> DIRECTION:
Recast the listing below as a Markdown table with the columns Row and Line. Begin with the line containing "Bar (64, 335, 74, 350)", continue through the line containing "decompose this screenshot" (both included), and omit blank lines.

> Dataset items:
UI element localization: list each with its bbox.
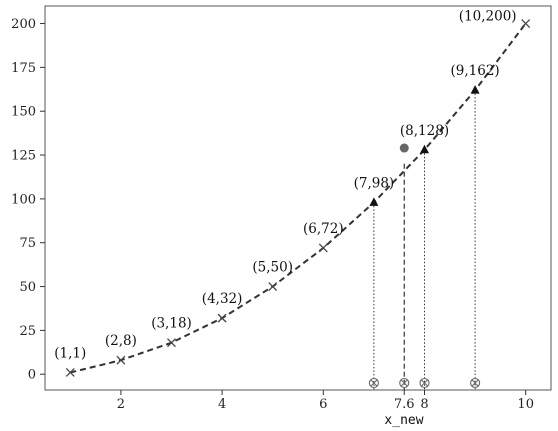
y-tick-label: 175 — [11, 61, 36, 76]
x-tick-label: 4 — [218, 397, 226, 412]
x-marker — [268, 282, 278, 292]
x-marker-stroke — [65, 368, 75, 377]
y-tick-label: 200 — [11, 17, 36, 32]
point-label: (9,162) — [451, 63, 500, 79]
axis-circle-cross — [370, 379, 378, 387]
x-marker — [521, 19, 531, 28]
x-tick-label: 6 — [319, 397, 327, 412]
y-tick-label: 50 — [19, 280, 36, 295]
x-marker — [217, 313, 227, 323]
triangle-marker — [420, 144, 429, 154]
x-marker-stroke — [521, 19, 531, 28]
axis-circle — [368, 377, 379, 389]
y-tick-label: 100 — [11, 192, 36, 207]
plot-area — [44, 5, 552, 391]
y-tick-label: 125 — [11, 149, 36, 164]
x-tick-label: 2 — [117, 397, 125, 412]
x-marker-stroke — [217, 313, 227, 323]
axis-circle-cross — [400, 379, 408, 387]
axis-circle-marker — [368, 377, 379, 389]
x-marker-stroke — [167, 338, 176, 348]
axis-circle — [399, 377, 410, 389]
x-marker-stroke — [116, 355, 126, 365]
plot-frame — [44, 5, 552, 391]
point-label: (3,18) — [151, 316, 192, 332]
x-marker — [318, 243, 328, 253]
axis-circle — [419, 377, 430, 389]
y-tick-label: 75 — [19, 236, 36, 251]
point-label: (4,32) — [202, 291, 243, 307]
x-marker — [65, 368, 75, 377]
axis-circle-marker — [399, 377, 410, 389]
axis-circle-cross — [471, 379, 479, 387]
triangle-marker — [470, 85, 480, 94]
series-group — [70, 22, 527, 374]
x-marker-stroke — [318, 243, 328, 253]
y-tick-label: 25 — [19, 324, 36, 339]
axis-circle-marker — [470, 377, 481, 389]
point-label: (1,1) — [54, 345, 86, 361]
drop-lines — [373, 90, 476, 390]
x-tick-label: 10 — [517, 397, 534, 412]
point-label: (8,128) — [400, 123, 449, 139]
x-tick-label: 7.6 — [394, 397, 415, 412]
point-label: (7,98) — [354, 175, 395, 191]
highlight-point — [399, 143, 409, 153]
series-line — [70, 22, 527, 374]
triangle-marker — [369, 197, 379, 206]
x-marker-stroke — [268, 282, 278, 292]
x-marker — [116, 355, 126, 365]
point-label: (6,72) — [303, 221, 344, 237]
y-tick-label: 150 — [11, 105, 36, 120]
y-tick-label: 0 — [28, 368, 36, 383]
x-marker — [167, 338, 176, 348]
point-labels: (1,1) (2,8) (3,18) (4,32) (5,50) (6,72) (7,98)… — [54, 9, 516, 362]
x-axis-title: x_new — [384, 413, 423, 428]
point-label: (5,50) — [252, 260, 293, 276]
point-label: (10,200) — [459, 9, 517, 25]
axis-circle — [470, 377, 481, 389]
x-tick-label: 8 — [420, 397, 428, 412]
point-label: (2,8) — [105, 333, 137, 349]
markers-group — [65, 19, 531, 389]
axis-circle-cross — [421, 379, 428, 387]
axis-circle-marker — [419, 377, 430, 389]
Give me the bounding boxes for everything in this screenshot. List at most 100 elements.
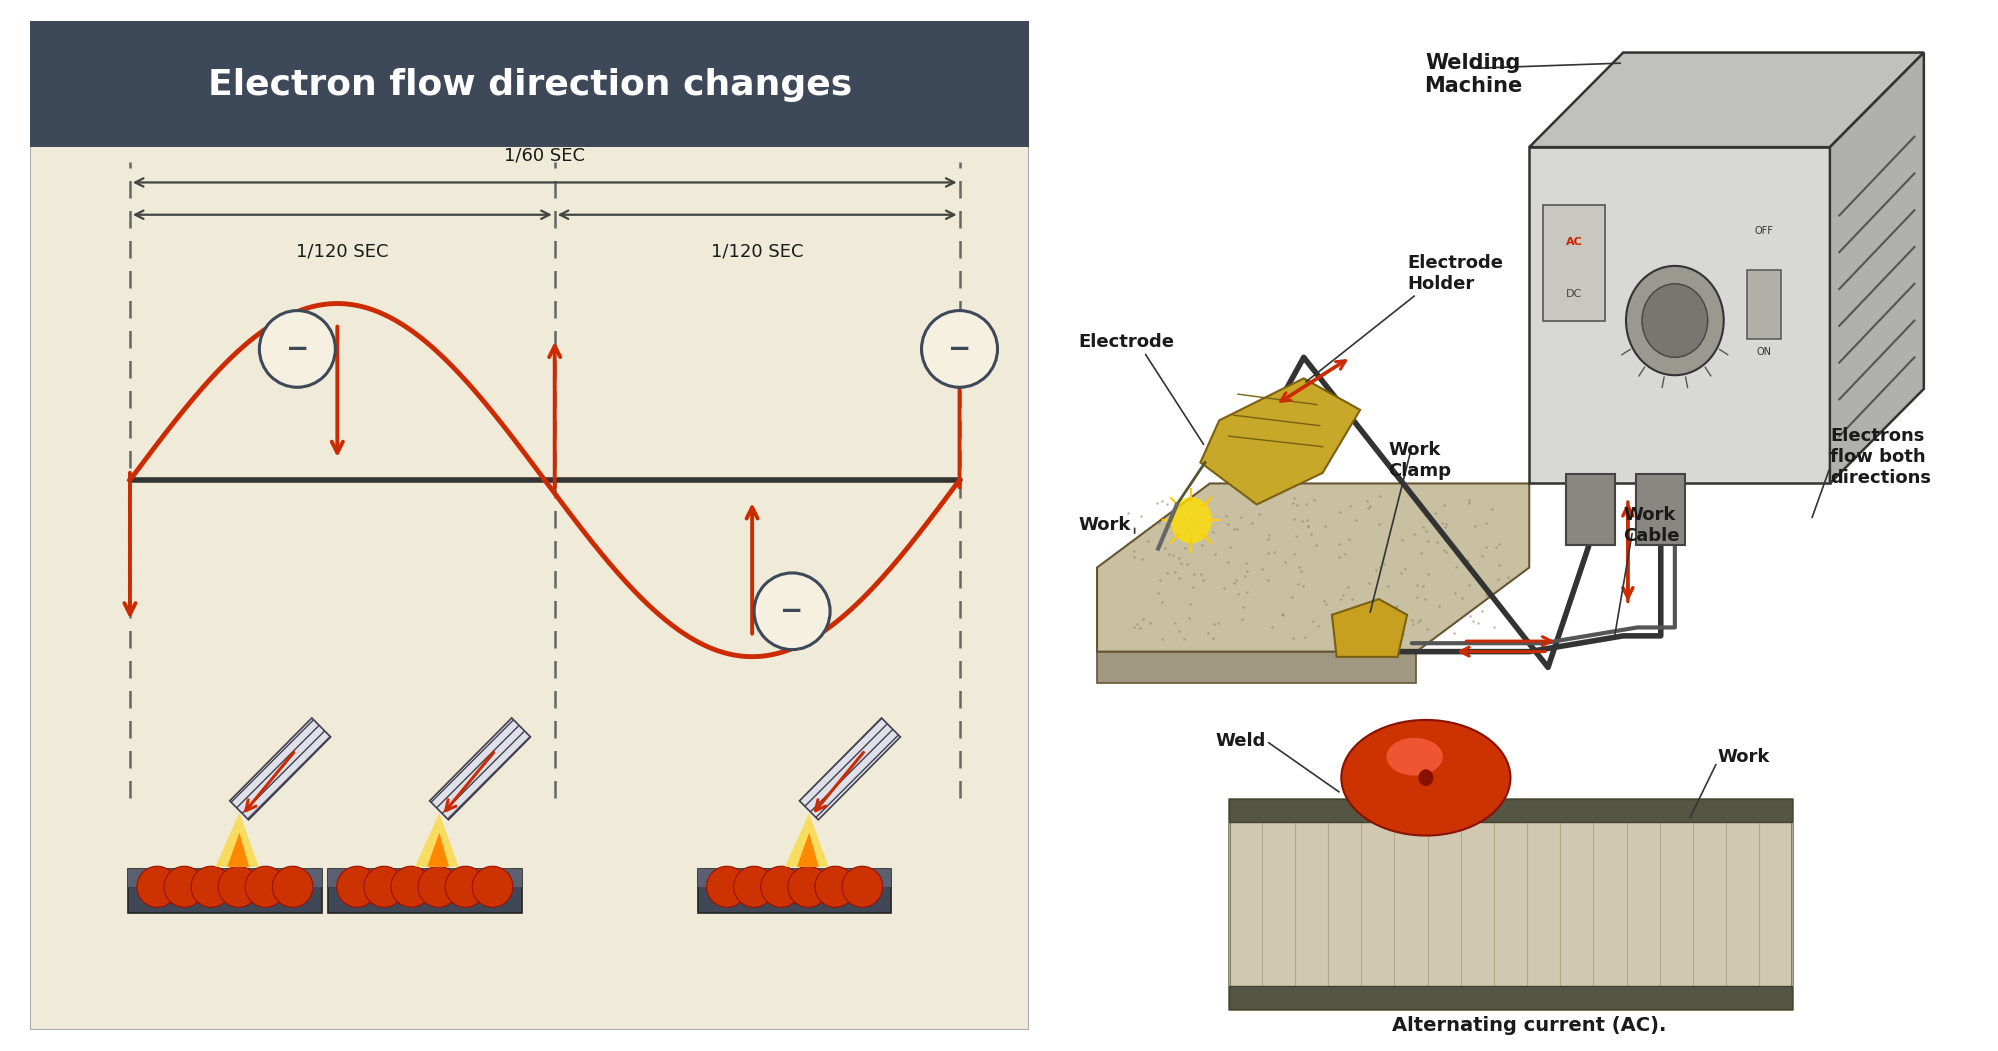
FancyBboxPatch shape <box>1746 270 1780 339</box>
Point <box>1255 618 1287 635</box>
Circle shape <box>761 866 801 907</box>
Point <box>1409 507 1441 523</box>
Point <box>1483 535 1514 552</box>
Point <box>1231 583 1263 600</box>
Point <box>1185 565 1217 582</box>
Point <box>1485 599 1516 616</box>
Point <box>1423 598 1455 615</box>
Point <box>1329 545 1361 562</box>
Polygon shape <box>216 813 258 867</box>
Point <box>1479 619 1510 636</box>
Point <box>1395 612 1427 628</box>
Point <box>1401 589 1433 605</box>
Circle shape <box>218 866 258 907</box>
Point <box>1359 562 1391 579</box>
Point <box>1287 578 1319 595</box>
Point <box>1117 542 1149 559</box>
FancyBboxPatch shape <box>128 869 322 913</box>
Point <box>1163 550 1195 566</box>
Point <box>1429 519 1461 536</box>
Point <box>1413 565 1445 582</box>
Point <box>1429 543 1461 560</box>
Point <box>1465 548 1497 564</box>
Point <box>1145 594 1177 611</box>
Circle shape <box>418 866 458 907</box>
Point <box>1379 613 1411 630</box>
Point <box>1409 523 1441 540</box>
Text: −: − <box>947 335 971 363</box>
Point <box>1225 610 1257 626</box>
Point <box>1191 624 1223 641</box>
Circle shape <box>272 866 314 907</box>
Point <box>1211 554 1243 571</box>
Point <box>1153 545 1185 562</box>
Point <box>1201 615 1233 632</box>
Text: 1/60 SEC: 1/60 SEC <box>503 146 585 164</box>
Point <box>1483 557 1514 574</box>
Text: OFF: OFF <box>1754 226 1772 236</box>
Point <box>1419 506 1451 522</box>
Polygon shape <box>230 718 330 820</box>
Point <box>1117 619 1149 636</box>
Point <box>1175 524 1207 541</box>
Point <box>1177 579 1209 596</box>
Point <box>1363 488 1395 504</box>
Point <box>1323 503 1355 520</box>
Point <box>1279 528 1311 544</box>
Point <box>1357 603 1389 620</box>
Point <box>1289 630 1321 646</box>
Point <box>1177 565 1209 582</box>
Point <box>1265 606 1297 623</box>
FancyBboxPatch shape <box>1542 205 1604 321</box>
Point <box>1469 586 1500 603</box>
FancyBboxPatch shape <box>697 869 891 887</box>
Point <box>1231 562 1263 579</box>
Point <box>1159 615 1191 632</box>
Point <box>1477 500 1508 517</box>
Point <box>1221 585 1253 602</box>
FancyBboxPatch shape <box>1564 474 1614 545</box>
Circle shape <box>841 866 883 907</box>
Point <box>1437 625 1469 642</box>
Point <box>1351 493 1383 510</box>
FancyBboxPatch shape <box>1636 474 1684 545</box>
Point <box>1455 607 1487 624</box>
Point <box>1297 492 1329 509</box>
Circle shape <box>787 866 827 907</box>
Point <box>1459 518 1491 535</box>
Point <box>1197 524 1229 541</box>
Point <box>1151 496 1183 513</box>
Point <box>1327 617 1359 634</box>
Polygon shape <box>1528 53 1922 147</box>
Point <box>1131 533 1163 550</box>
Point <box>1407 518 1439 535</box>
Point <box>1387 532 1419 549</box>
Point <box>1327 588 1359 604</box>
Point <box>1411 620 1443 637</box>
Point <box>1323 549 1355 565</box>
Point <box>1363 515 1395 532</box>
Circle shape <box>733 866 773 907</box>
FancyBboxPatch shape <box>328 869 521 913</box>
Point <box>1163 623 1195 640</box>
Point <box>1157 547 1189 563</box>
Circle shape <box>164 866 204 907</box>
Point <box>1411 508 1443 524</box>
Point <box>1353 574 1385 591</box>
Point <box>1207 579 1239 596</box>
Point <box>1117 549 1149 565</box>
Point <box>1401 577 1433 594</box>
Point <box>1439 584 1471 601</box>
Point <box>1409 591 1441 607</box>
Text: Welding
Machine: Welding Machine <box>1423 53 1520 96</box>
Point <box>1269 554 1301 571</box>
Point <box>1291 512 1323 529</box>
Polygon shape <box>1199 378 1359 504</box>
Point <box>1325 591 1357 607</box>
Point <box>1297 613 1329 630</box>
Point <box>1221 520 1253 537</box>
Point <box>1339 511 1371 528</box>
Point <box>1367 612 1399 628</box>
Point <box>1149 539 1181 556</box>
Text: Work
Cable: Work Cable <box>1622 507 1678 544</box>
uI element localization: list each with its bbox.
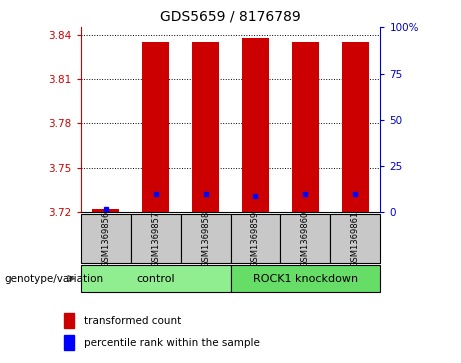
Bar (64, 335, 74, 350)
FancyBboxPatch shape (130, 214, 181, 263)
Bar (92, 209, 119, 212)
FancyBboxPatch shape (81, 265, 230, 292)
FancyBboxPatch shape (230, 265, 380, 292)
Bar (142, 42, 169, 212)
FancyBboxPatch shape (230, 214, 280, 263)
Text: GDS5659 / 8176789: GDS5659 / 8176789 (160, 9, 301, 23)
Text: GSM1369861: GSM1369861 (351, 211, 360, 267)
Text: percentile rank within the sample: percentile rank within the sample (84, 338, 260, 347)
Text: control: control (136, 274, 175, 284)
Bar (242, 38, 269, 212)
FancyBboxPatch shape (181, 214, 230, 263)
Text: genotype/variation: genotype/variation (5, 274, 104, 284)
Bar (342, 42, 369, 212)
Text: GSM1369856: GSM1369856 (101, 211, 110, 267)
Bar (64, 313, 74, 328)
Text: GSM1369860: GSM1369860 (301, 211, 310, 267)
FancyBboxPatch shape (81, 214, 130, 263)
Text: transformed count: transformed count (84, 316, 181, 326)
Text: GSM1369858: GSM1369858 (201, 211, 210, 267)
FancyBboxPatch shape (280, 214, 331, 263)
Text: ROCK1 knockdown: ROCK1 knockdown (253, 274, 358, 284)
Text: GSM1369857: GSM1369857 (151, 211, 160, 267)
FancyBboxPatch shape (331, 214, 380, 263)
Bar (192, 42, 219, 212)
Bar (292, 42, 319, 212)
Text: GSM1369859: GSM1369859 (251, 211, 260, 267)
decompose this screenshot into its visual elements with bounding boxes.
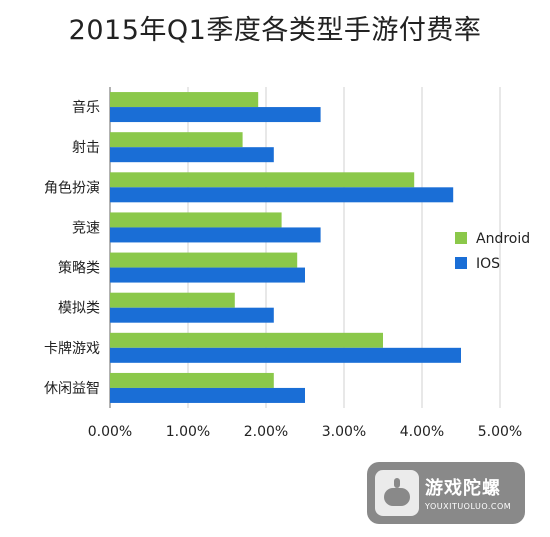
category-label: 卡牌游戏	[44, 340, 100, 357]
bar-android-1	[110, 132, 243, 148]
bar-android-7	[110, 372, 274, 388]
x-tick-label: 5.00%	[478, 424, 522, 440]
x-tick-label: 1.00%	[166, 424, 210, 440]
bar-android-6	[110, 332, 383, 348]
category-label: 竞速	[72, 219, 100, 236]
bar-android-0	[110, 92, 259, 108]
gyroscope-icon	[375, 470, 419, 516]
legend-label-android: Android	[476, 231, 530, 247]
bar-ios-2	[110, 187, 454, 203]
watermark-logo: 游戏陀螺 YOUXITUOLUO.COM	[367, 462, 525, 524]
legend-label-ios: IOS	[476, 256, 500, 272]
category-label: 模拟类	[58, 301, 100, 317]
x-tick-label: 4.00%	[400, 424, 444, 440]
x-tick-label: 3.00%	[322, 424, 366, 440]
x-tick-label: 0.00%	[88, 424, 132, 440]
bar-ios-3	[110, 227, 321, 243]
category-label: 策略类	[58, 260, 100, 277]
bar-android-4	[110, 252, 298, 268]
bars	[110, 92, 461, 403]
watermark-url: YOUXITUOLUO.COM	[425, 502, 512, 511]
legend-swatch-ios	[455, 257, 467, 269]
bar-android-3	[110, 212, 282, 228]
category-label: 射击	[72, 140, 100, 156]
bar-ios-0	[110, 107, 321, 123]
bar-android-2	[110, 172, 415, 188]
watermark-name: 游戏陀螺	[425, 478, 501, 499]
bar-ios-7	[110, 387, 305, 403]
bar-ios-6	[110, 347, 461, 363]
bar-android-5	[110, 292, 235, 308]
x-tick-labels: 0.00% 1.00% 2.00% 3.00% 4.00% 5.00%	[88, 424, 522, 440]
legend-swatch-android	[455, 232, 467, 244]
bar-ios-1	[110, 147, 274, 163]
bar-ios-4	[110, 267, 305, 283]
chart-title: 2015年Q1季度各类型手游付费率	[68, 15, 482, 46]
legend: Android IOS	[455, 231, 530, 272]
bar-ios-5	[110, 307, 274, 323]
x-tick-label: 2.00%	[244, 424, 288, 440]
category-label: 音乐	[72, 99, 100, 116]
category-label: 休闲益智	[44, 381, 100, 397]
category-label: 角色扮演	[44, 179, 100, 196]
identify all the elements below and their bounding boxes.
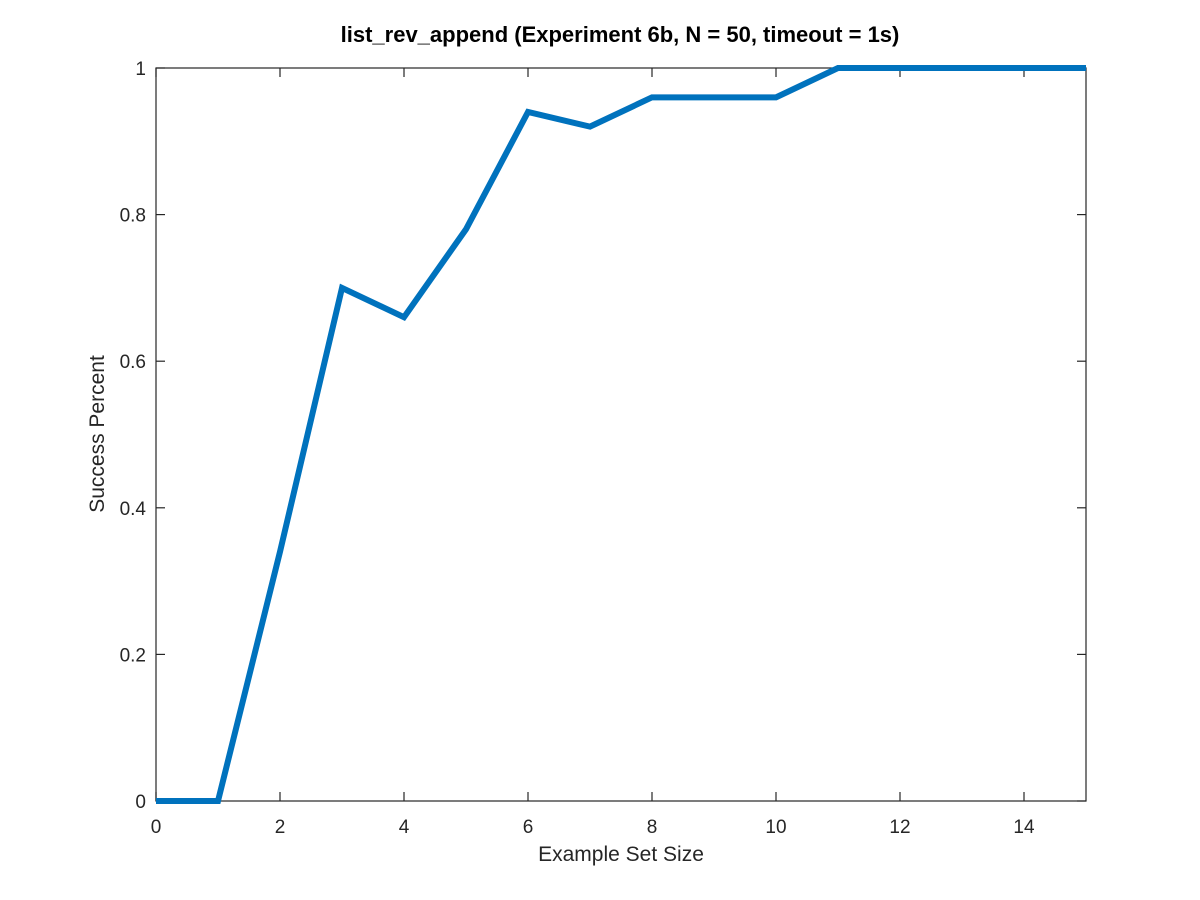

> TASK RESULT:
| Row | Line |
|---|---|
| 1 | Bar (64, 335, 74, 350) |
| 2 | FancyBboxPatch shape (130, 214, 181, 263) |
| 3 | Bar (92, 209, 119, 212) |
| 4 | FancyBboxPatch shape (81, 265, 230, 292) |
| 5 | FancyBboxPatch shape (230, 265, 380, 292) |
| 6 | Bar (142, 42, 169, 212) |
| 7 | FancyBboxPatch shape (230, 214, 280, 263) |
| 8 | Text: GDS5659 / 8176789: GDS5659 / 8176789 (160, 9, 301, 23) |
| 9 | Text: GSM1369861: GSM1369861 (351, 211, 360, 267) |
| 10 | Text: percentile rank within the sample: percentile rank within the sample (84, 338, 260, 347) |
| 11 | Text: control: control (136, 274, 175, 284) |
| 12 | Bar (242, 38, 269, 212) |
| 13 | FancyBboxPatch shape (181, 214, 230, 263) |
| 14 | Text: genotype/variation: genotype/variation (5, 274, 104, 284) |
| 15 | Bar (342, 42, 369, 212) |
| 16 | Text: GSM1369856: GSM1369856 (101, 211, 110, 267) |
| 17 | Bar (64, 313, 74, 328) |
| 18 | Text: GSM1369860: GSM1369860 (301, 211, 310, 267) |
| 19 | FancyBboxPatch shape (81, 214, 130, 263) |
| 20 | Text: transformed count: transformed count (84, 316, 181, 326) |
| 21 | Text: GSM1369858: GSM1369858 (201, 211, 210, 267) |
| 22 | FancyBboxPatch shape (280, 214, 331, 263) |
| 23 | Text: ROCK1 knockdown: ROCK1 knockdown (253, 274, 358, 284) |
| 24 | Text: GSM1369857: GSM1369857 (151, 211, 160, 267) |
| 25 | FancyBboxPatch shape (331, 214, 380, 263) |
| 26 | Bar (192, 42, 219, 212) |
| 27 | Bar (292, 42, 319, 212) |
| 28 | Text: GSM1369859: GSM1369859 (251, 211, 260, 267) |
| 29 | decompose this screenshot into its visual elements with bounding boxes. |